## GOAL OF THE EXERCISE
Scan the records for the word "辽宁省农业科学院". Copy each line that includes it.

-------------------------

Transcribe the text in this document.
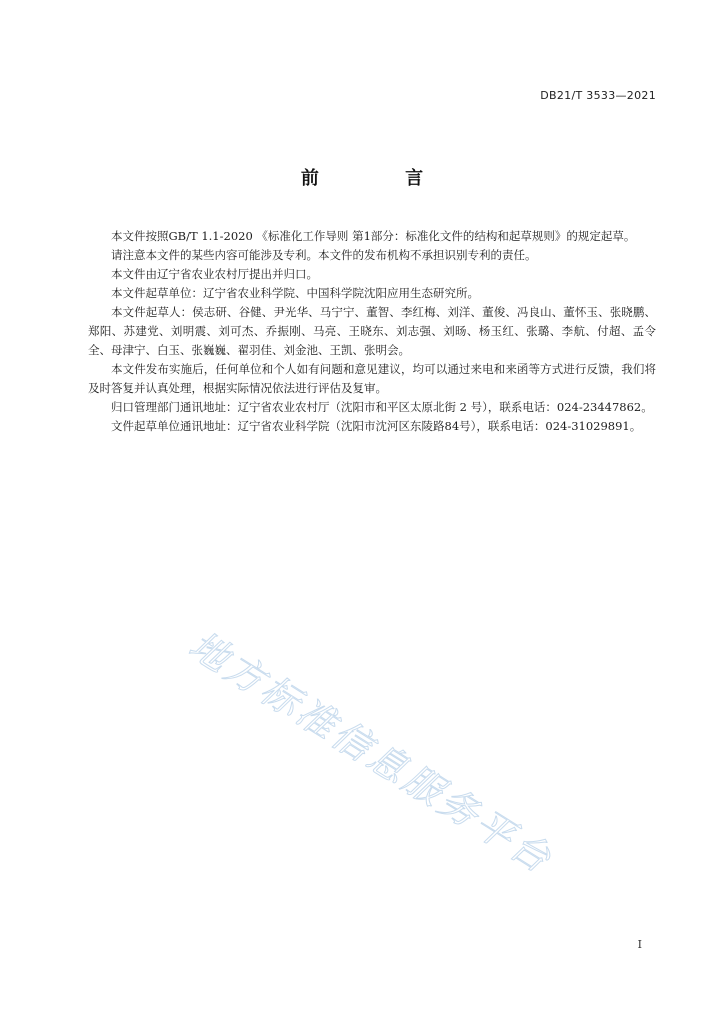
DB21/T 3533—2021
前 言

本文件按照GB/T 1.1-2020 《标准化工作导则 第1部分：标准化文件的结构和起草规则》的规定起草。

请注意本文件的某些内容可能涉及专利。本文件的发布机构不承担识别专利的责任。

本文件由辽宁省农业农村厅提出并归口。

本文件起草单位：辽宁省农业科学院、中国科学院沈阳应用生态研究所。

本文件起草人：侯志研、谷健、尹光华、马宁宁、董智、李红梅、刘洋、董俊、冯良山、董怀玉、张晓鹏、郑阳、苏建党、刘明震、刘可杰、乔振刚、马亮、王晓东、刘志强、刘旸、杨玉红、张璐、李航、付超、孟令全、母津宁、白玉、张巍巍、翟羽佳、刘金池、王凯、张明会。

本文件发布实施后，任何单位和个人如有问题和意见建议，均可以通过来电和来函等方式进行反馈，我们将及时答复并认真处理，根据实际情况依法进行评估及复审。

归口管理部门通讯地址：辽宁省农业农村厅（沈阳市和平区太原北街 2 号），联系电话：024-23447862。

文件起草单位通讯地址：辽宁省农业科学院（沈阳市沈河区东陵路84号），联系电话：024-31029891。

地方标准信息服务平台
I
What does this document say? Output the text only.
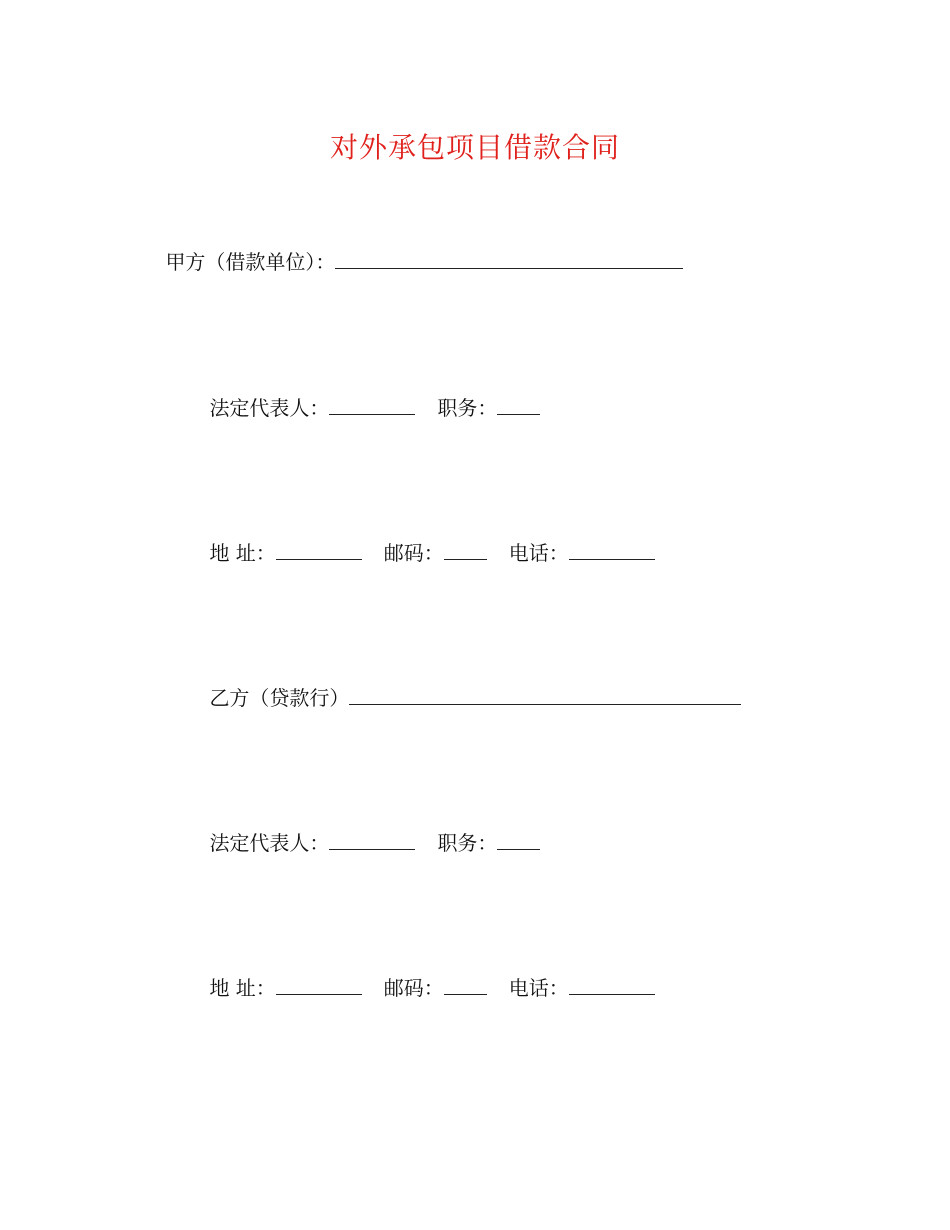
对外承包项目借款合同

甲方（借款单位）：

法定代表人：	职务：

地 址：	邮码：	电话：

乙方（贷款行）

法定代表人：	职务：

地 址：	邮码：	电话：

-------------------------

## RESPONSE
本文件起草单位：辽宁省农业科学院、中国科学院沈阳应用生态研究所。
文件起草单位通讯地址：辽宁省农业科学院（沈阳市沈河区东陵路84号），联系电话：024-31029891。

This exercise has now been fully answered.